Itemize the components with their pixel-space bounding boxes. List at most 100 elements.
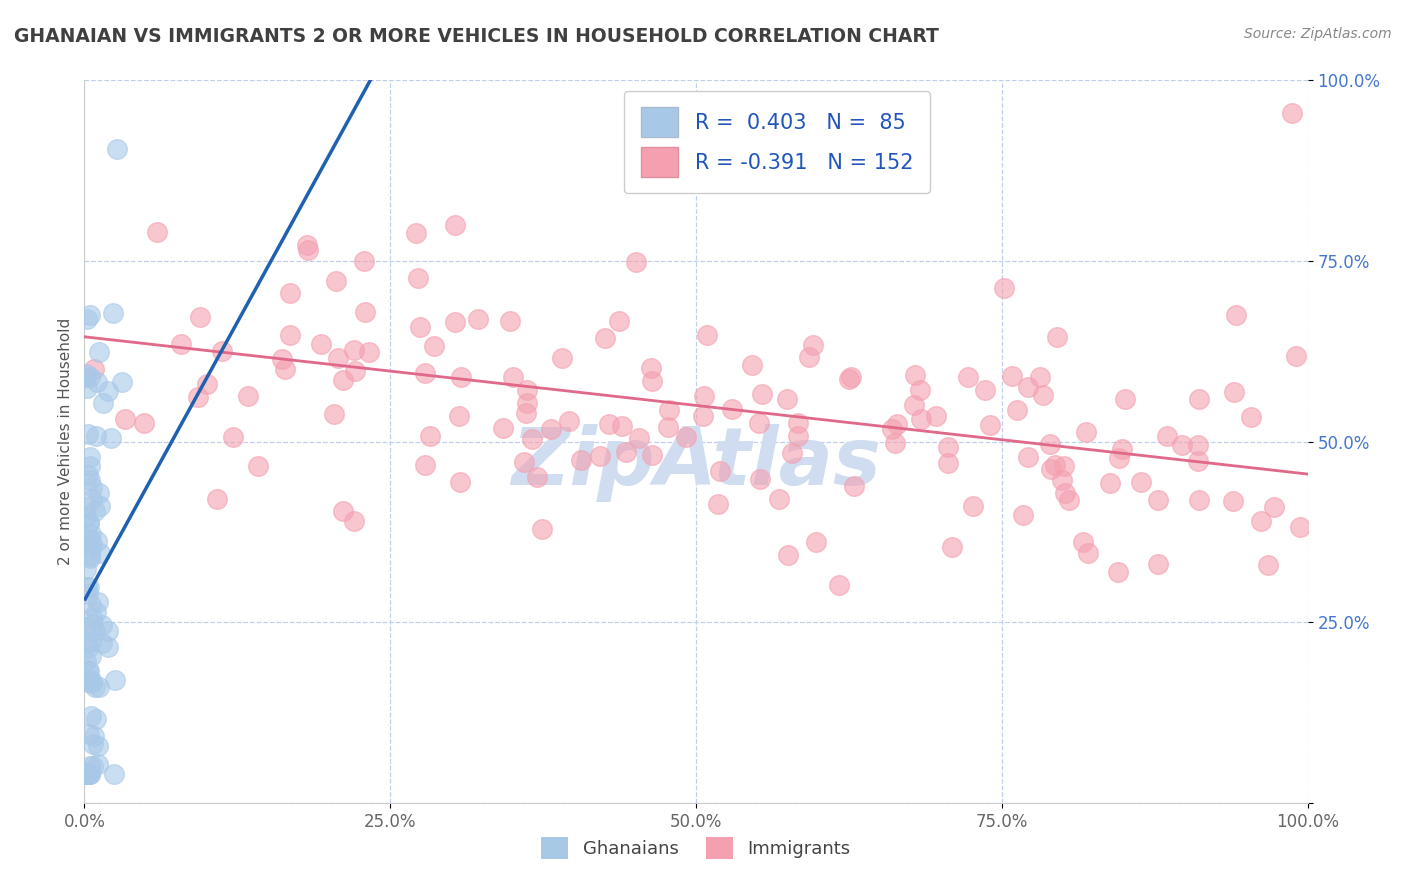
Point [76, 587, 98, 601]
Point [1108, 451, 1130, 466]
Point [77, 767, 100, 781]
Point [100, 431, 122, 445]
Point [222, 430, 245, 444]
Point [75, 672, 97, 686]
Point [83, 729, 105, 743]
Point [1289, 520, 1312, 534]
Point [75, 767, 97, 781]
Point [332, 373, 354, 387]
Point [1188, 493, 1211, 508]
Point [640, 360, 662, 375]
Point [1012, 508, 1035, 522]
Point [612, 419, 634, 434]
Point [79, 549, 101, 563]
Point [75, 767, 97, 781]
Point [749, 472, 772, 486]
Point [278, 327, 301, 342]
Point [886, 417, 908, 431]
Point [170, 337, 193, 351]
Point [75, 767, 97, 781]
Point [1222, 385, 1244, 400]
Point [1222, 494, 1244, 508]
Point [936, 440, 959, 454]
Point [1050, 473, 1073, 487]
Point [658, 403, 681, 417]
Point [80, 635, 103, 649]
Point [1039, 462, 1062, 476]
Point [903, 398, 925, 412]
Point [76, 312, 98, 326]
Point [526, 470, 548, 484]
Point [956, 370, 979, 384]
Point [423, 338, 446, 352]
Point [77, 727, 100, 741]
Point [842, 479, 865, 493]
Point [797, 350, 820, 364]
Point [626, 255, 648, 269]
Point [444, 315, 467, 329]
Point [748, 416, 770, 430]
Point [86, 375, 108, 389]
Point [79, 550, 101, 565]
Point [353, 254, 375, 268]
Point [551, 351, 574, 365]
Point [1045, 330, 1067, 344]
Point [531, 523, 554, 537]
Point [1043, 458, 1066, 473]
Point [1057, 492, 1080, 507]
Point [1114, 392, 1136, 406]
Point [413, 458, 436, 472]
Point [323, 407, 346, 421]
Point [207, 492, 229, 507]
Point [84, 712, 107, 726]
Point [1171, 438, 1194, 452]
Point [75, 654, 97, 668]
Point [1017, 450, 1039, 464]
Point [86, 605, 108, 619]
Point [309, 337, 332, 351]
Point [936, 456, 959, 470]
Point [415, 366, 437, 380]
Point [80, 673, 103, 687]
Text: ZipAtlas: ZipAtlas [510, 425, 882, 502]
Point [1005, 402, 1028, 417]
Point [1225, 308, 1247, 322]
Point [1257, 558, 1279, 572]
Point [941, 540, 963, 554]
Point [993, 281, 1015, 295]
Point [77, 675, 100, 690]
Point [1187, 438, 1209, 452]
Point [79, 649, 101, 664]
Point [443, 218, 465, 232]
Point [87, 739, 110, 753]
Point [449, 475, 471, 489]
Point [540, 421, 562, 435]
Point [146, 225, 169, 239]
Point [75, 509, 97, 524]
Point [76, 580, 98, 594]
Point [114, 412, 136, 426]
Point [104, 673, 127, 688]
Point [80, 492, 103, 507]
Point [79, 450, 101, 465]
Point [1071, 535, 1094, 549]
Point [751, 387, 773, 401]
Point [707, 497, 730, 511]
Point [84, 624, 107, 639]
Point [271, 351, 294, 366]
Point [1147, 492, 1170, 507]
Point [741, 358, 763, 372]
Point [82, 676, 104, 690]
Point [86, 595, 108, 609]
Point [1032, 388, 1054, 402]
Point [884, 436, 907, 450]
Point [721, 401, 744, 416]
Point [77, 640, 100, 655]
Point [236, 389, 259, 403]
Point [295, 238, 318, 252]
Point [593, 331, 616, 345]
Point [79, 474, 101, 488]
Point [75, 536, 97, 550]
Point [278, 285, 301, 300]
Point [516, 383, 538, 397]
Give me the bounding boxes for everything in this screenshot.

------------------------------------

> [What you will do]
Please write out the listing above again, substituting "Dot" for every "Point" and leaving everything else unchanged. Omit the pictures.

> [Solution for this problem]
Itemize the components with their pixel-space bounding boxes. List at most 100 elements.
Dot [76, 587, 98, 601]
Dot [1108, 451, 1130, 466]
Dot [77, 767, 100, 781]
Dot [100, 431, 122, 445]
Dot [222, 430, 245, 444]
Dot [75, 672, 97, 686]
Dot [83, 729, 105, 743]
Dot [1289, 520, 1312, 534]
Dot [75, 767, 97, 781]
Dot [332, 373, 354, 387]
Dot [1188, 493, 1211, 508]
Dot [640, 360, 662, 375]
Dot [1012, 508, 1035, 522]
Dot [612, 419, 634, 434]
Dot [79, 549, 101, 563]
Dot [75, 767, 97, 781]
Dot [749, 472, 772, 486]
Dot [278, 327, 301, 342]
Dot [886, 417, 908, 431]
Dot [170, 337, 193, 351]
Dot [75, 767, 97, 781]
Dot [1222, 385, 1244, 400]
Dot [1222, 494, 1244, 508]
Dot [936, 440, 959, 454]
Dot [1050, 473, 1073, 487]
Dot [658, 403, 681, 417]
Dot [80, 635, 103, 649]
Dot [1039, 462, 1062, 476]
Dot [903, 398, 925, 412]
Dot [76, 312, 98, 326]
Dot [526, 470, 548, 484]
Dot [956, 370, 979, 384]
Dot [423, 338, 446, 352]
Dot [77, 727, 100, 741]
Dot [842, 479, 865, 493]
Dot [797, 350, 820, 364]
Dot [626, 255, 648, 269]
Dot [444, 315, 467, 329]
Dot [748, 416, 770, 430]
Dot [86, 375, 108, 389]
Dot [79, 550, 101, 565]
Dot [353, 254, 375, 268]
Dot [551, 351, 574, 365]
Dot [1045, 330, 1067, 344]
Dot [531, 523, 554, 537]
Dot [1043, 458, 1066, 473]
Dot [1057, 492, 1080, 507]
Dot [1114, 392, 1136, 406]
Dot [413, 458, 436, 472]
Dot [323, 407, 346, 421]
Dot [207, 492, 229, 507]
Dot [84, 712, 107, 726]
Dot [1171, 438, 1194, 452]
Dot [75, 654, 97, 668]
Dot [1017, 450, 1039, 464]
Dot [86, 605, 108, 619]
Dot [309, 337, 332, 351]
Dot [936, 456, 959, 470]
Dot [415, 366, 437, 380]
Dot [80, 673, 103, 687]
Text: ZipAtlas: ZipAtlas [510, 425, 882, 502]
Dot [1005, 402, 1028, 417]
Dot [1225, 308, 1247, 322]
Dot [1257, 558, 1279, 572]
Dot [941, 540, 963, 554]
Dot [993, 281, 1015, 295]
Dot [77, 675, 100, 690]
Dot [1187, 438, 1209, 452]
Dot [79, 649, 101, 664]
Dot [443, 218, 465, 232]
Dot [87, 739, 110, 753]
Dot [449, 475, 471, 489]
Dot [540, 421, 562, 435]
Dot [146, 225, 169, 239]
Dot [75, 509, 97, 524]
Dot [76, 580, 98, 594]
Dot [114, 412, 136, 426]
Dot [104, 673, 127, 688]
Dot [80, 492, 103, 507]
Dot [79, 450, 101, 465]
Dot [1071, 535, 1094, 549]
Dot [751, 387, 773, 401]
Dot [707, 497, 730, 511]
Dot [84, 624, 107, 639]
Dot [271, 351, 294, 366]
Dot [1147, 492, 1170, 507]
Dot [741, 358, 763, 372]
Dot [82, 676, 104, 690]
Dot [86, 595, 108, 609]
Dot [1032, 388, 1054, 402]
Dot [884, 436, 907, 450]
Dot [721, 401, 744, 416]
Dot [77, 640, 100, 655]
Dot [236, 389, 259, 403]
Dot [295, 238, 318, 252]
Dot [593, 331, 616, 345]
Dot [79, 474, 101, 488]
Dot [75, 536, 97, 550]
Dot [278, 285, 301, 300]
Dot [516, 383, 538, 397]
Give me the bounding boxes for everything in this screenshot.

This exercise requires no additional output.